• YOUR OBJECTIVE
Work out how many lines of the listing hold the string "only". Answer with that number alone.
──────
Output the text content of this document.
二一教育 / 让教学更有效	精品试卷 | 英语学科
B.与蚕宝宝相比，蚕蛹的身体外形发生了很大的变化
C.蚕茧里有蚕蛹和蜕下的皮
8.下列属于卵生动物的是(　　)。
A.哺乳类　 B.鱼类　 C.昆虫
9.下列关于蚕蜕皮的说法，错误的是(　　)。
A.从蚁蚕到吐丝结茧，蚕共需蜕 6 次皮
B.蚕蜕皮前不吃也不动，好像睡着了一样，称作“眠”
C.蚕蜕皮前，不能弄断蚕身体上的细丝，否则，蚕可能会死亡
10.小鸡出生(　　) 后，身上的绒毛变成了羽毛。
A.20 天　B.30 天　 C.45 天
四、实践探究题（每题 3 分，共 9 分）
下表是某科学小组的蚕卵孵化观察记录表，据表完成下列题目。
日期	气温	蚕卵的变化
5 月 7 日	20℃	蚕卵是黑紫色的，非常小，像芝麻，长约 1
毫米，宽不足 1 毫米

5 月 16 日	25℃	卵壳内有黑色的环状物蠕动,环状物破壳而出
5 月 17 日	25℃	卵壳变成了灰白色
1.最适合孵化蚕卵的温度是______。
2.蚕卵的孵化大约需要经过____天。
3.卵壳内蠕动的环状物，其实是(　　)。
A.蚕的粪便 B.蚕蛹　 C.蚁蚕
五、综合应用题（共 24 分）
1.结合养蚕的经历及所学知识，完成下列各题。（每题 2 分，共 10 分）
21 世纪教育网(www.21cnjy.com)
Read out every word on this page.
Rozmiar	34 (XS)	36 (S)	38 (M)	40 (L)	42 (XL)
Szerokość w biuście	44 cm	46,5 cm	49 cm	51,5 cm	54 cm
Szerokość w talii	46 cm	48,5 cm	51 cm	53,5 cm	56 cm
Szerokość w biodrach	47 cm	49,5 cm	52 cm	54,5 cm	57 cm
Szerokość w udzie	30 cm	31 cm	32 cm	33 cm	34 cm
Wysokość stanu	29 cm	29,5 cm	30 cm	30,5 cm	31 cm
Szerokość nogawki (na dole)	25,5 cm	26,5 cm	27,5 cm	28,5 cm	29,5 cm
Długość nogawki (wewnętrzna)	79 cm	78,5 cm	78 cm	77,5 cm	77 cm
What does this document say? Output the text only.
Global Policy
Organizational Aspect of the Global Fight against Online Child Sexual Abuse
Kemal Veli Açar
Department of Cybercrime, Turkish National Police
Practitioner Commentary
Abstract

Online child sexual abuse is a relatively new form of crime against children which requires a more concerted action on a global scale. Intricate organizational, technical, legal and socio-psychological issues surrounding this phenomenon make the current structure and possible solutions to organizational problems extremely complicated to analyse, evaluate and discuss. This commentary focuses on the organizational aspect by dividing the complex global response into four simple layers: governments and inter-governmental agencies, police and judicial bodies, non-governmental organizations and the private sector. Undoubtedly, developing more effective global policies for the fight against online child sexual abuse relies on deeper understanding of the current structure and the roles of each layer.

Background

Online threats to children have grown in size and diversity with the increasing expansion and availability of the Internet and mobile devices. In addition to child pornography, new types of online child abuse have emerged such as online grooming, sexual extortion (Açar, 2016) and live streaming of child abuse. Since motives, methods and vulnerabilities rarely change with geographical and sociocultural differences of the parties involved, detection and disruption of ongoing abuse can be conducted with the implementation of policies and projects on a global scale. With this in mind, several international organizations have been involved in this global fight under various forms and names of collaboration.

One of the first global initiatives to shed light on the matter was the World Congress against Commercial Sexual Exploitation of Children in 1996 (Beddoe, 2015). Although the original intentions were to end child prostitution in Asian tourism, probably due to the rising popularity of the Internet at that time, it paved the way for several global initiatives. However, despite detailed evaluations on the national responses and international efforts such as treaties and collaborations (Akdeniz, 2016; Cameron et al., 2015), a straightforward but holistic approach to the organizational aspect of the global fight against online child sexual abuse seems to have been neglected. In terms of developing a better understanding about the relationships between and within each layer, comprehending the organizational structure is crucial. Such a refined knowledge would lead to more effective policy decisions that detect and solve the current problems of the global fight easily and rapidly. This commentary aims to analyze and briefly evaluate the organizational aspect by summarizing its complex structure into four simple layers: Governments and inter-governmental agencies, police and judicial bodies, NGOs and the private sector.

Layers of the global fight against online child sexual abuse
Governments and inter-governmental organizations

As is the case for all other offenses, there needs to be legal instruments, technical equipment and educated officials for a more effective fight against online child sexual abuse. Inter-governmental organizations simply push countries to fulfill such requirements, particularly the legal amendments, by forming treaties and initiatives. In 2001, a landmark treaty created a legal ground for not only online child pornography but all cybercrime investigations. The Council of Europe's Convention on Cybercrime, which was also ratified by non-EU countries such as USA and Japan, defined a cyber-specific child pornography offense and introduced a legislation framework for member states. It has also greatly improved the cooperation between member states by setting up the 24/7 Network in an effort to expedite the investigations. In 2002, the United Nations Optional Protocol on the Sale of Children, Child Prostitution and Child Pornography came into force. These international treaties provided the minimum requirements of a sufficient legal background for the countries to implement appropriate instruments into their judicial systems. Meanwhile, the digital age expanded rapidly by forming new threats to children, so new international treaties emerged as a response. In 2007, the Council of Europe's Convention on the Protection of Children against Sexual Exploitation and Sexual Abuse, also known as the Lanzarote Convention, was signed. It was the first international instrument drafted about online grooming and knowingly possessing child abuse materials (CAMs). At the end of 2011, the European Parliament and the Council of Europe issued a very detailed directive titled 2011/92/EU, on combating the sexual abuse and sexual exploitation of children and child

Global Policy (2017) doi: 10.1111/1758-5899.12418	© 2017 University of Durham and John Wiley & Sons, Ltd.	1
──────
• WORKED ANSWER
2